Input for this task:
= = = = = = =
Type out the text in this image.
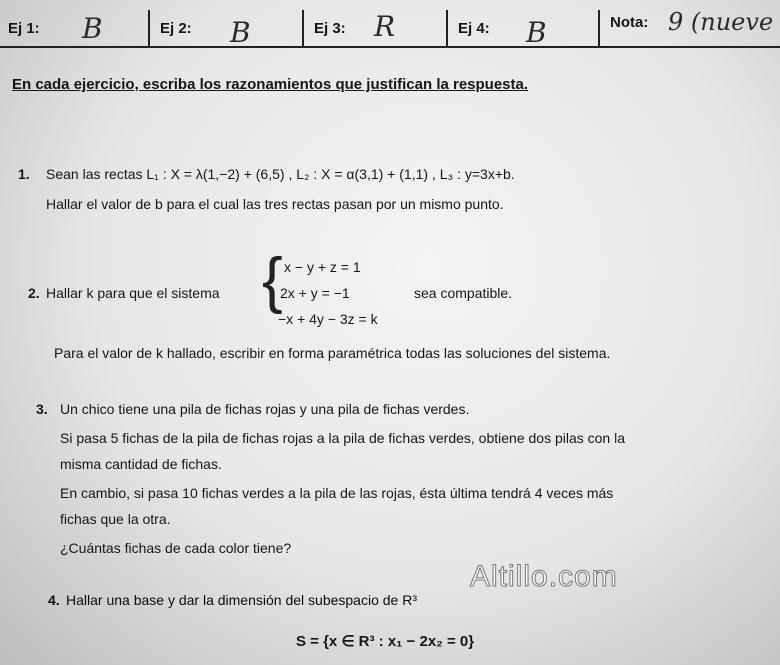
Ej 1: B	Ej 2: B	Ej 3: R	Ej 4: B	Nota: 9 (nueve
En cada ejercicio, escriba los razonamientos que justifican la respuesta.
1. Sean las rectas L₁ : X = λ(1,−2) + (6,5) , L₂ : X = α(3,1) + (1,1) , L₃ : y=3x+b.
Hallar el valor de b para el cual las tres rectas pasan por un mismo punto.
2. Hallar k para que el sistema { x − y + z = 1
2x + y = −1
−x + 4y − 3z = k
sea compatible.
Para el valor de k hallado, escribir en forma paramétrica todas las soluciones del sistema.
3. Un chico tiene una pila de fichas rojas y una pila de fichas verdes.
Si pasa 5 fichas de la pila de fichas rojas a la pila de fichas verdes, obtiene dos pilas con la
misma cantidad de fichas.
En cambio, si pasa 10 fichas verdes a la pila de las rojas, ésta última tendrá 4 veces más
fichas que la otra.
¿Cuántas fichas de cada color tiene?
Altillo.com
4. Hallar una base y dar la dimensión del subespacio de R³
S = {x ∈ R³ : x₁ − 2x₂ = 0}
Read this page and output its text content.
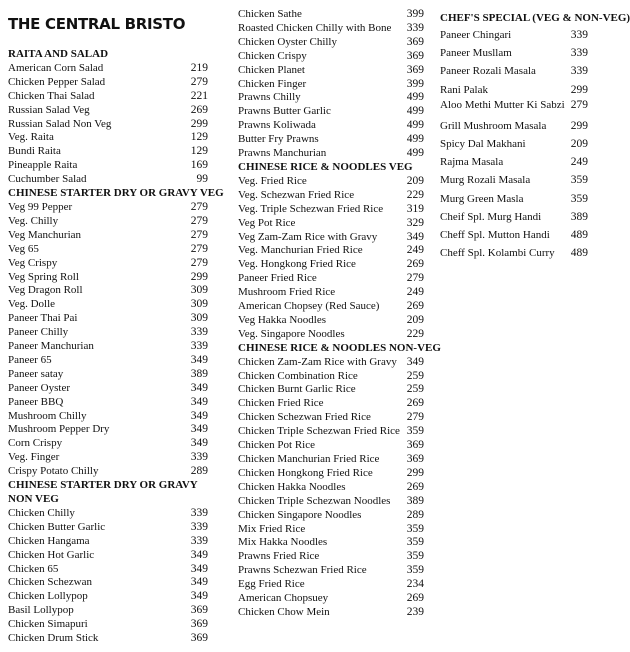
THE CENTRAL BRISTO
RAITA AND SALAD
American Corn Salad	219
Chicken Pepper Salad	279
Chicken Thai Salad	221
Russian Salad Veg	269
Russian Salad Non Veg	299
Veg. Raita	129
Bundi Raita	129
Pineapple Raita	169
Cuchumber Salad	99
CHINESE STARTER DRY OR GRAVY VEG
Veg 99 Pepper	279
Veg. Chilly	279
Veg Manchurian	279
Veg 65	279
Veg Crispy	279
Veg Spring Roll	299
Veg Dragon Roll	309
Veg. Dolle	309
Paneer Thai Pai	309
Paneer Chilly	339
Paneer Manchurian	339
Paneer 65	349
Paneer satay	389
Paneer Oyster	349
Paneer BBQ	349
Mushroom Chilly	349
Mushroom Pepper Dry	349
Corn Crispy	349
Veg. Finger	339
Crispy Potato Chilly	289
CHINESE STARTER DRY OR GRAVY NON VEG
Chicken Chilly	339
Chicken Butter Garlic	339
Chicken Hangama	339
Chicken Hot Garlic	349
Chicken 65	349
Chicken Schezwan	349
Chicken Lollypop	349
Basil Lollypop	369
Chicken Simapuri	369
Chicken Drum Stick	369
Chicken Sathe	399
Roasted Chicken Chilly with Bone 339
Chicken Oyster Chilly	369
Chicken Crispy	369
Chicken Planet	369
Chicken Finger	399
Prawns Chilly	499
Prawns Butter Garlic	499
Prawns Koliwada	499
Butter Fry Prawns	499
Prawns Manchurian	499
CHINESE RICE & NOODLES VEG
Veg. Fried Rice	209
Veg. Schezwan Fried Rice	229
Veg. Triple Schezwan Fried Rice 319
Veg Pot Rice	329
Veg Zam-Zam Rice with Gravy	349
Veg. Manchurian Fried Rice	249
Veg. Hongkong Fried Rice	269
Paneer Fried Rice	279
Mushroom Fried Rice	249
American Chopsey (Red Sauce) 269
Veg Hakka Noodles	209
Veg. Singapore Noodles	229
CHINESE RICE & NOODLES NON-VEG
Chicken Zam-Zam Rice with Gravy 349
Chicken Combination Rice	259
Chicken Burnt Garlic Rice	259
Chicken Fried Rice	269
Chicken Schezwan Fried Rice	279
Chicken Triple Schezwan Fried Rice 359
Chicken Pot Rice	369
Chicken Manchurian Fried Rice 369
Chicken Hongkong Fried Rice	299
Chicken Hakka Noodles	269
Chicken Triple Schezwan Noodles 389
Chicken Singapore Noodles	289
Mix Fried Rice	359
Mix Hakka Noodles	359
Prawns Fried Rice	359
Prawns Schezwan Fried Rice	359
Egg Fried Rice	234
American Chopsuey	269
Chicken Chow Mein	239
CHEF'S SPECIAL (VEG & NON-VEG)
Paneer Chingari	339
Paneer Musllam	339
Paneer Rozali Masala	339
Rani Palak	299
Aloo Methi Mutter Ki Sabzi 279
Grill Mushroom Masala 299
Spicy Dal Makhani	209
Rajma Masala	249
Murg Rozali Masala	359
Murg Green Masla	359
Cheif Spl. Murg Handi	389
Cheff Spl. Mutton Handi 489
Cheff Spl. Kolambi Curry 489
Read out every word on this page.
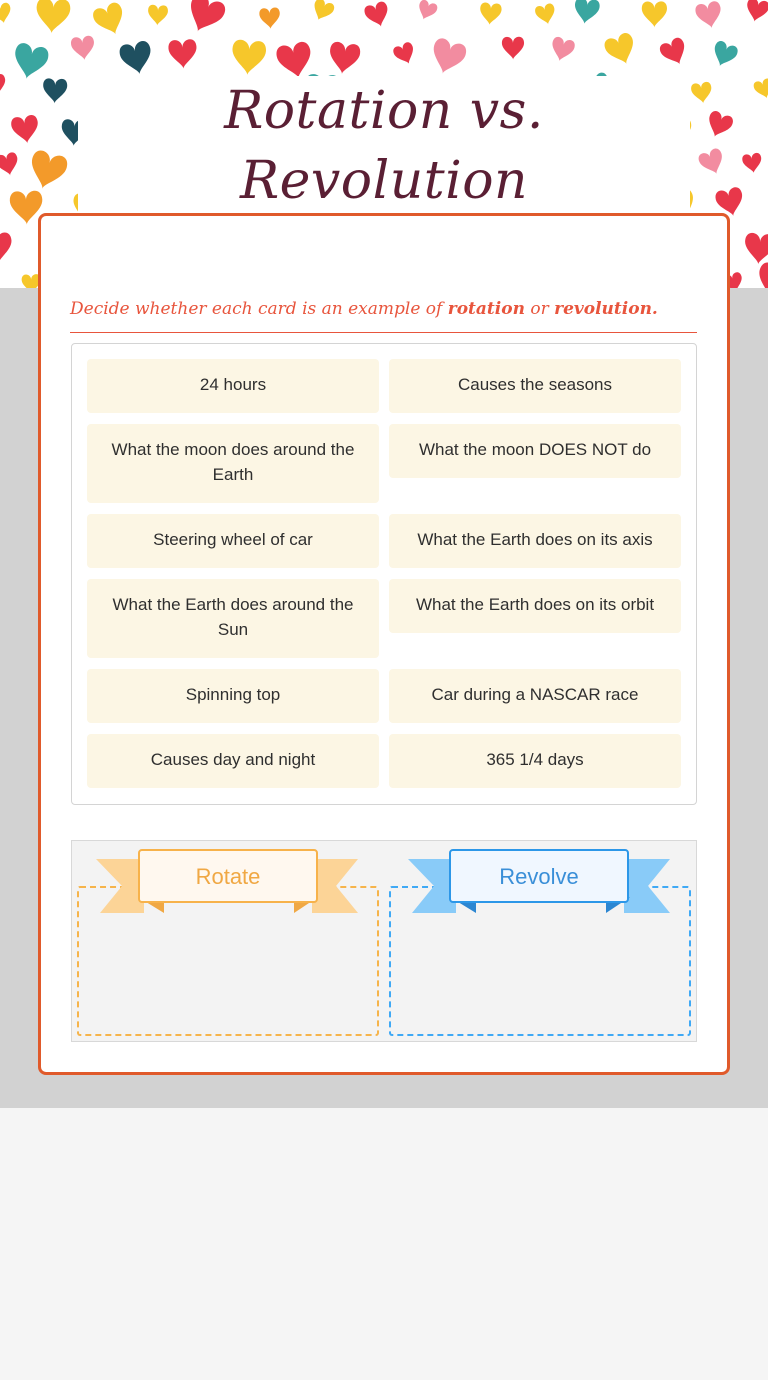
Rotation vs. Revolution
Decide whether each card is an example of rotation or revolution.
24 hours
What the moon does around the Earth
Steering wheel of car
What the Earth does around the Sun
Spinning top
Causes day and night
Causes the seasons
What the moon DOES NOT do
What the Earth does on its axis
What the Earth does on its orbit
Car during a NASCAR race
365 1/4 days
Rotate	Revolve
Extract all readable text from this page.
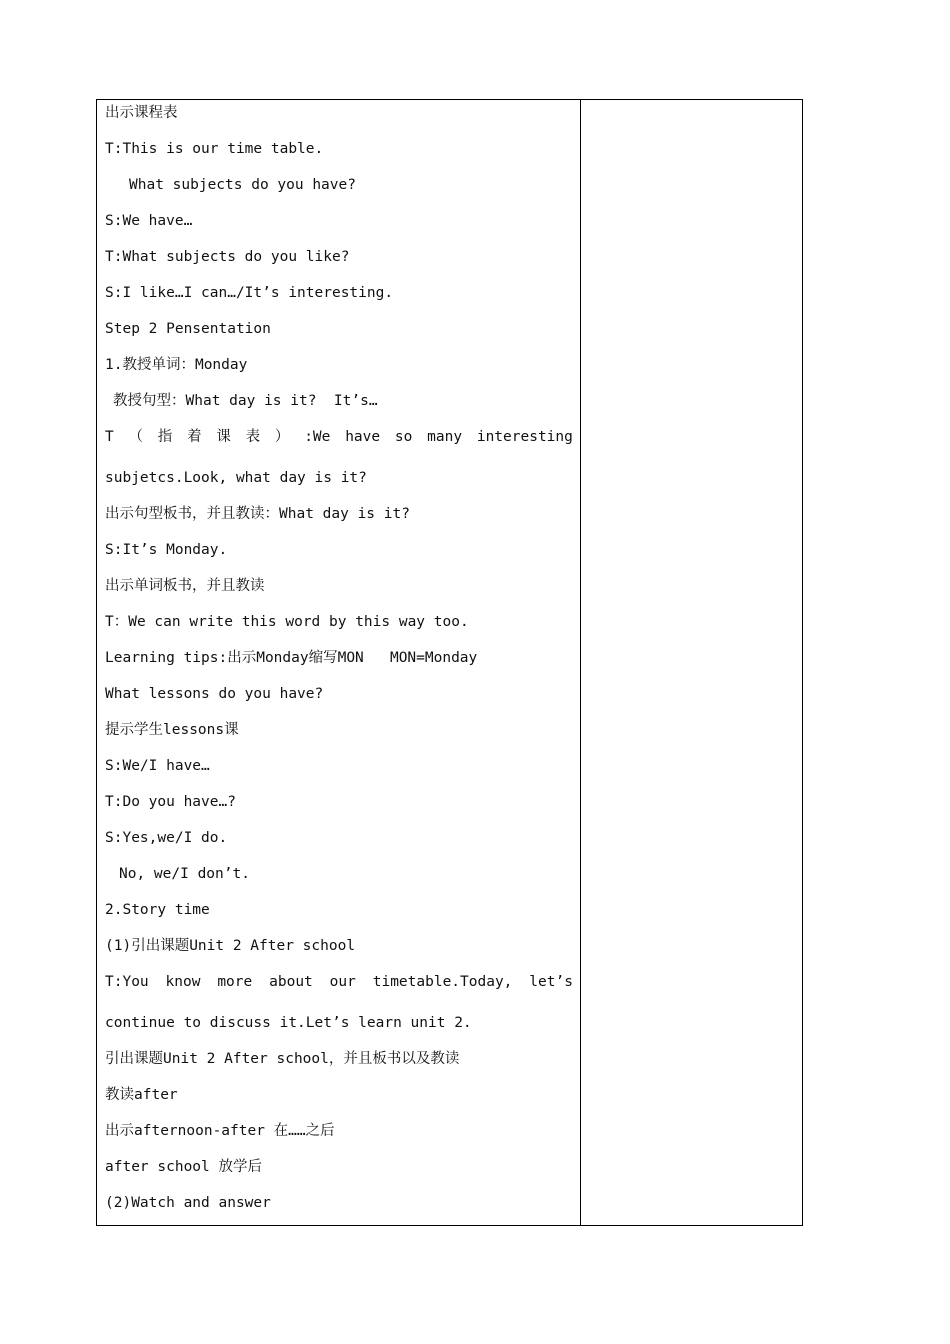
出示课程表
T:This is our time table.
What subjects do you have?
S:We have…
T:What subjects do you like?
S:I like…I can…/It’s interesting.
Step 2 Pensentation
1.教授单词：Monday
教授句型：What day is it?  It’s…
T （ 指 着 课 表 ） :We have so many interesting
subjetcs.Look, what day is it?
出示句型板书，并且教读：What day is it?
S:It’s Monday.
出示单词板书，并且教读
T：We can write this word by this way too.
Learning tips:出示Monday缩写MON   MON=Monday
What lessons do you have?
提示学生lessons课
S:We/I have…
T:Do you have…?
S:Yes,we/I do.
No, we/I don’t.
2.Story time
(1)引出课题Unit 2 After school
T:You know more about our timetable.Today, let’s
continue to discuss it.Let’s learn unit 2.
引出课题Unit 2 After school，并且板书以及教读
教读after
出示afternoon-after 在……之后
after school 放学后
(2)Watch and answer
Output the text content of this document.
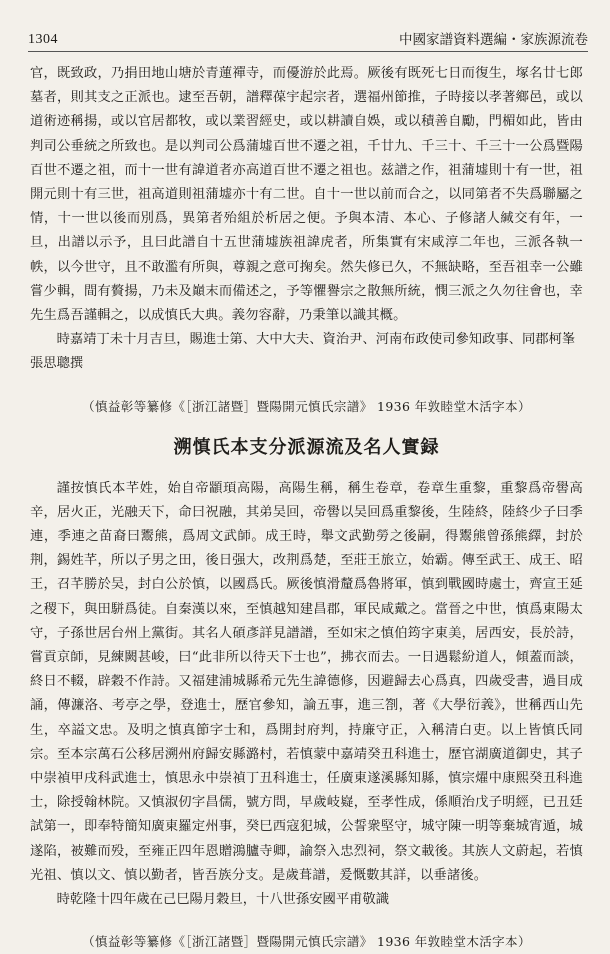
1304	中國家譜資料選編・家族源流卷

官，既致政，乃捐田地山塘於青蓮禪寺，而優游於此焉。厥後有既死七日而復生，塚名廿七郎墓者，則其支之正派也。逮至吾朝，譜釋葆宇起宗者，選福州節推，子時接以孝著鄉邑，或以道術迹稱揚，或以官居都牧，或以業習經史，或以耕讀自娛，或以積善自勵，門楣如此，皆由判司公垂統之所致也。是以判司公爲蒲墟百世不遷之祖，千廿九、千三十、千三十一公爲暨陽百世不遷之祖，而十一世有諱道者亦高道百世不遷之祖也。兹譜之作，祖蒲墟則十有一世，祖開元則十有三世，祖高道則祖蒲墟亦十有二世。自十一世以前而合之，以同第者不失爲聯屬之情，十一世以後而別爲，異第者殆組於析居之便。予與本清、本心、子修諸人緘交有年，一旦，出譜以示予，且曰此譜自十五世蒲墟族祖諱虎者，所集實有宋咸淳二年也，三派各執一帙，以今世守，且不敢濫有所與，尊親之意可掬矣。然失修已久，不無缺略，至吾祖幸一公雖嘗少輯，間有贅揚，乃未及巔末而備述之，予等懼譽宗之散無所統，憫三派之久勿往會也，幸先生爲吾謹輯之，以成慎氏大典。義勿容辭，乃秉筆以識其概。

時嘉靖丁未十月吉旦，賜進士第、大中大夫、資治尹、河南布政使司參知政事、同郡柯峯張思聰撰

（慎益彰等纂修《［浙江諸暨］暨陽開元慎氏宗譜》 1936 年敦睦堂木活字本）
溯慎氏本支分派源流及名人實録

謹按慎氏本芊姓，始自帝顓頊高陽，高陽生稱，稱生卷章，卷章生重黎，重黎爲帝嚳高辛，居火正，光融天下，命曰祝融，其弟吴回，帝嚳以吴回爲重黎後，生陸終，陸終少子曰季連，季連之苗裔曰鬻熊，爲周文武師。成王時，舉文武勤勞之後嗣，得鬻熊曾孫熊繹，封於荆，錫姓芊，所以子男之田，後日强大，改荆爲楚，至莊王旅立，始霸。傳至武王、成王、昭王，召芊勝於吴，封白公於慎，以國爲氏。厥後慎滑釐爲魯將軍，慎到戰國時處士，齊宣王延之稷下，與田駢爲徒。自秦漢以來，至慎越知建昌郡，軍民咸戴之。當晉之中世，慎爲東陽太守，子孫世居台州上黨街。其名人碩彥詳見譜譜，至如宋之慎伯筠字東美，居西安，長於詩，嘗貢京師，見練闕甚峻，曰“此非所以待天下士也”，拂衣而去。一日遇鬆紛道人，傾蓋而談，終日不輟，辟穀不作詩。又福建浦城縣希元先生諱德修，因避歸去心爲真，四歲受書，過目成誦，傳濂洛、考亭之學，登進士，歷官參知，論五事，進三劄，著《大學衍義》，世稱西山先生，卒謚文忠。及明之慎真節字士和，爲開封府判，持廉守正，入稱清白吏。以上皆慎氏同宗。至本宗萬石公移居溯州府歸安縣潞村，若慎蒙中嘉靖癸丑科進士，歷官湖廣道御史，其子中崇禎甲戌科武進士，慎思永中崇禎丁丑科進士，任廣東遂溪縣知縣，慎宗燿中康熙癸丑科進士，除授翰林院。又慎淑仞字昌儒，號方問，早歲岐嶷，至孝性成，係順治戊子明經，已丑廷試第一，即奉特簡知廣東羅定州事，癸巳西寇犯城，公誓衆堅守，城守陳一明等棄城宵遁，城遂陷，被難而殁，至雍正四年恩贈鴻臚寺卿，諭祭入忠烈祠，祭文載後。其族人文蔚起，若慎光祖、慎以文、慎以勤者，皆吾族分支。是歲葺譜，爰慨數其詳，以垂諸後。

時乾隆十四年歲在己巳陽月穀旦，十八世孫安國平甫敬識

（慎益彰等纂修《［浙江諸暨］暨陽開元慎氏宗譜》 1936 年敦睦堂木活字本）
= = = = = = =
Repeat verbatim the lines from the one holding "Output the text content of this document." through the end of the listing above, both ends included, but not the pictures.

Output the text content of this document.
1304	中國家譜資料選編・家族源流卷

官，既致政，乃捐田地山塘於青蓮禪寺，而優游於此焉。厥後有既死七日而復生，塚名廿七郎墓者，則其支之正派也。逮至吾朝，譜釋葆宇起宗者，選福州節推，子時接以孝著鄉邑，或以道術迹稱揚，或以官居都牧，或以業習經史，或以耕讀自娛，或以積善自勵，門楣如此，皆由判司公垂統之所致也。是以判司公爲蒲墟百世不遷之祖，千廿九、千三十、千三十一公爲暨陽百世不遷之祖，而十一世有諱道者亦高道百世不遷之祖也。兹譜之作，祖蒲墟則十有一世，祖開元則十有三世，祖高道則祖蒲墟亦十有二世。自十一世以前而合之，以同第者不失爲聯屬之情，十一世以後而別爲，異第者殆組於析居之便。予與本清、本心、子修諸人緘交有年，一旦，出譜以示予，且曰此譜自十五世蒲墟族祖諱虎者，所集實有宋咸淳二年也，三派各執一帙，以今世守，且不敢濫有所與，尊親之意可掬矣。然失修已久，不無缺略，至吾祖幸一公雖嘗少輯，間有贅揚，乃未及巔末而備述之，予等懼譽宗之散無所統，憫三派之久勿往會也，幸先生爲吾謹輯之，以成慎氏大典。義勿容辭，乃秉筆以識其概。

時嘉靖丁未十月吉旦，賜進士第、大中大夫、資治尹、河南布政使司參知政事、同郡柯峯張思聰撰

（慎益彰等纂修《［浙江諸暨］暨陽開元慎氏宗譜》 1936 年敦睦堂木活字本）
溯慎氏本支分派源流及名人實録

謹按慎氏本芊姓，始自帝顓頊高陽，高陽生稱，稱生卷章，卷章生重黎，重黎爲帝嚳高辛，居火正，光融天下，命曰祝融，其弟吴回，帝嚳以吴回爲重黎後，生陸終，陸終少子曰季連，季連之苗裔曰鬻熊，爲周文武師。成王時，舉文武勤勞之後嗣，得鬻熊曾孫熊繹，封於荆，錫姓芊，所以子男之田，後日强大，改荆爲楚，至莊王旅立，始霸。傳至武王、成王、昭王，召芊勝於吴，封白公於慎，以國爲氏。厥後慎滑釐爲魯將軍，慎到戰國時處士，齊宣王延之稷下，與田駢爲徒。自秦漢以來，至慎越知建昌郡，軍民咸戴之。當晉之中世，慎爲東陽太守，子孫世居台州上黨街。其名人碩彥詳見譜譜，至如宋之慎伯筠字東美，居西安，長於詩，嘗貢京師，見練闕甚峻，曰“此非所以待天下士也”，拂衣而去。一日遇鬆紛道人，傾蓋而談，終日不輟，辟穀不作詩。又福建浦城縣希元先生諱德修，因避歸去心爲真，四歲受書，過目成誦，傳濂洛、考亭之學，登進士，歷官參知，論五事，進三劄，著《大學衍義》，世稱西山先生，卒謚文忠。及明之慎真節字士和，爲開封府判，持廉守正，入稱清白吏。以上皆慎氏同宗。至本宗萬石公移居溯州府歸安縣潞村，若慎蒙中嘉靖癸丑科進士，歷官湖廣道御史，其子中崇禎甲戌科武進士，慎思永中崇禎丁丑科進士，任廣東遂溪縣知縣，慎宗燿中康熙癸丑科進士，除授翰林院。又慎淑仞字昌儒，號方問，早歲岐嶷，至孝性成，係順治戊子明經，已丑廷試第一，即奉特簡知廣東羅定州事，癸巳西寇犯城，公誓衆堅守，城守陳一明等棄城宵遁，城遂陷，被難而殁，至雍正四年恩贈鴻臚寺卿，諭祭入忠烈祠，祭文載後。其族人文蔚起，若慎光祖、慎以文、慎以勤者，皆吾族分支。是歲葺譜，爰慨數其詳，以垂諸後。

時乾隆十四年歲在己巳陽月穀旦，十八世孫安國平甫敬識

（慎益彰等纂修《［浙江諸暨］暨陽開元慎氏宗譜》 1936 年敦睦堂木活字本）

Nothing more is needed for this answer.